Output all of the entries exactly as written.

Dataset listings of figures:
::::::::::

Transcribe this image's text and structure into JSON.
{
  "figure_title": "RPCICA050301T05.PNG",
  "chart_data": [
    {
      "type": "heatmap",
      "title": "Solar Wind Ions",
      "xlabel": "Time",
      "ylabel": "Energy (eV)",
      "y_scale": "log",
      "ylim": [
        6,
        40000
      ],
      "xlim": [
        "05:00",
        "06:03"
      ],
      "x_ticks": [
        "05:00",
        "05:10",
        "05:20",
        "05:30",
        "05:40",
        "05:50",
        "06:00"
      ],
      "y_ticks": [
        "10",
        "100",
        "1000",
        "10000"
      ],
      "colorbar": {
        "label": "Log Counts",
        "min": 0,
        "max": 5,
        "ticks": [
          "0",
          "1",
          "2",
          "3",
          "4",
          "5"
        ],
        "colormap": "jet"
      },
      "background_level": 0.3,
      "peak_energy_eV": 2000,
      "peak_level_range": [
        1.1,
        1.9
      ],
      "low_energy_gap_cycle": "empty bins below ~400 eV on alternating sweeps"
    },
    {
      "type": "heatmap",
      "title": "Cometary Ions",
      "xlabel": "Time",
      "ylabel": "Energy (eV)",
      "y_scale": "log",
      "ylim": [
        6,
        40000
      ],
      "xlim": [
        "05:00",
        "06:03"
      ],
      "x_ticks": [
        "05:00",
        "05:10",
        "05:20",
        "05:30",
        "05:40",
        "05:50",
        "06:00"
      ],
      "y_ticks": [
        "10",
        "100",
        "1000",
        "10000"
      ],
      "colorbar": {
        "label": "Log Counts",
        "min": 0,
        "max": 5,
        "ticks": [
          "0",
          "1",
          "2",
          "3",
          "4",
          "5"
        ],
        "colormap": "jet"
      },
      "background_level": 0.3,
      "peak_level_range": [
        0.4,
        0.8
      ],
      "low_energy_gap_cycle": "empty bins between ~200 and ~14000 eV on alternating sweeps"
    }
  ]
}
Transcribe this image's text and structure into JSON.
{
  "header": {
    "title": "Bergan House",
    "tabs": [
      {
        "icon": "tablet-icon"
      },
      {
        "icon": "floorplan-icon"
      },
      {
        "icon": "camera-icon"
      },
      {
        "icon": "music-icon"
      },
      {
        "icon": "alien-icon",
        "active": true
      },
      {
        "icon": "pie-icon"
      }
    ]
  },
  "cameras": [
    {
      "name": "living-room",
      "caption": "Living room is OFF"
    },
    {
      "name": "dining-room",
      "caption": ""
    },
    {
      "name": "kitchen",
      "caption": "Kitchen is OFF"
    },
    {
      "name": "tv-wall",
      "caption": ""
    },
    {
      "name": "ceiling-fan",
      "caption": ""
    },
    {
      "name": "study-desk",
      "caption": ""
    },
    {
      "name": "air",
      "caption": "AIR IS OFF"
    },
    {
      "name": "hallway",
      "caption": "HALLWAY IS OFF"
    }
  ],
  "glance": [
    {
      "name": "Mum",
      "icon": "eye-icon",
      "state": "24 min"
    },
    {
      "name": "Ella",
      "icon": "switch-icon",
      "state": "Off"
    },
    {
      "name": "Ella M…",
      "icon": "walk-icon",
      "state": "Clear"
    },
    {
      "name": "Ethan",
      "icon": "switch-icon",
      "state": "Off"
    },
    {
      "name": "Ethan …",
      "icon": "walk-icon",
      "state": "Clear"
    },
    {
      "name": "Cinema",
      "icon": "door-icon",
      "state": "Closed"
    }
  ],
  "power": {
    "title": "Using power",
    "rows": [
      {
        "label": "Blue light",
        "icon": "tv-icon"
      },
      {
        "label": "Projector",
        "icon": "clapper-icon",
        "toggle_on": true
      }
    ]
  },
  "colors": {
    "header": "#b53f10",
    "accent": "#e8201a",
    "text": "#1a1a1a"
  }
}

::::::::::

SOLUTION:
Transcribe this image's text and structure into JSON.
{
  "figure_title": "RPCICA050301T05.PNG",
  "chart_data": [
    {
      "type": "heatmap",
      "title": "Solar Wind Ions",
      "xlabel": "Time",
      "ylabel": "Energy (eV)",
      "y_scale": "log",
      "ylim": [
        6,
        40000
      ],
      "xlim": [
        "05:00",
        "06:03"
      ],
      "x_ticks": [
        "05:00",
        "05:10",
        "05:20",
        "05:30",
        "05:40",
        "05:50",
        "06:00"
      ],
      "y_ticks": [
        "10",
        "100",
        "1000",
        "10000"
      ],
      "colorbar": {
        "label": "Log Counts",
        "min": 0,
        "max": 5,
        "ticks": [
          "0",
          "1",
          "2",
          "3",
          "4",
          "5"
        ],
        "colormap": "jet"
      },
      "background_level": 0.3,
      "peak_energy_eV": 2000,
      "peak_level_range": [
        1.1,
        1.9
      ],
      "low_energy_gap_cycle": "empty bins below ~400 eV on alternating sweeps"
    },
    {
      "type": "heatmap",
      "title": "Cometary Ions",
      "xlabel": "Time",
      "ylabel": "Energy (eV)",
      "y_scale": "log",
      "ylim": [
        6,
        40000
      ],
      "xlim": [
        "05:00",
        "06:03"
      ],
      "x_ticks": [
        "05:00",
        "05:10",
        "05:20",
        "05:30",
        "05:40",
        "05:50",
        "06:00"
      ],
      "y_ticks": [
        "10",
        "100",
        "1000",
        "10000"
      ],
      "colorbar": {
        "label": "Log Counts",
        "min": 0,
        "max": 5,
        "ticks": [
          "0",
          "1",
          "2",
          "3",
          "4",
          "5"
        ],
        "colormap": "jet"
      },
      "background_level": 0.3,
      "peak_level_range": [
        0.4,
        0.8
      ],
      "low_energy_gap_cycle": "empty bins between ~200 and ~14000 eV on alternating sweeps"
    }
  ]
}
Transcribe this image's text and structure into JSON.
{
  "header": {
    "title": "Bergan House",
    "tabs": [
      {
        "icon": "tablet-icon"
      },
      {
        "icon": "floorplan-icon"
      },
      {
        "icon": "camera-icon"
      },
      {
        "icon": "music-icon"
      },
      {
        "icon": "alien-icon",
        "active": true
      },
      {
        "icon": "pie-icon"
      }
    ]
  },
  "cameras": [
    {
      "name": "living-room",
      "caption": "Living room is OFF"
    },
    {
      "name": "dining-room",
      "caption": ""
    },
    {
      "name": "kitchen",
      "caption": "Kitchen is OFF"
    },
    {
      "name": "tv-wall",
      "caption": ""
    },
    {
      "name": "ceiling-fan",
      "caption": ""
    },
    {
      "name": "study-desk",
      "caption": ""
    },
    {
      "name": "air",
      "caption": "AIR IS OFF"
    },
    {
      "name": "hallway",
      "caption": "HALLWAY IS OFF"
    }
  ],
  "glance": [
    {
      "name": "Mum",
      "icon": "eye-icon",
      "state": "24 min"
    },
    {
      "name": "Ella",
      "icon": "switch-icon",
      "state": "Off"
    },
    {
      "name": "Ella M…",
      "icon": "walk-icon",
      "state": "Clear"
    },
    {
      "name": "Ethan",
      "icon": "switch-icon",
      "state": "Off"
    },
    {
      "name": "Ethan …",
      "icon": "walk-icon",
      "state": "Clear"
    },
    {
      "name": "Cinema",
      "icon": "door-icon",
      "state": "Closed"
    }
  ],
  "power": {
    "title": "Using power",
    "rows": [
      {
        "label": "Blue light",
        "icon": "tv-icon"
      },
      {
        "label": "Projector",
        "icon": "clapper-icon",
        "toggle_on": true
      }
    ]
  },
  "colors": {
    "header": "#b53f10",
    "accent": "#e8201a",
    "text": "#1a1a1a"
  }
}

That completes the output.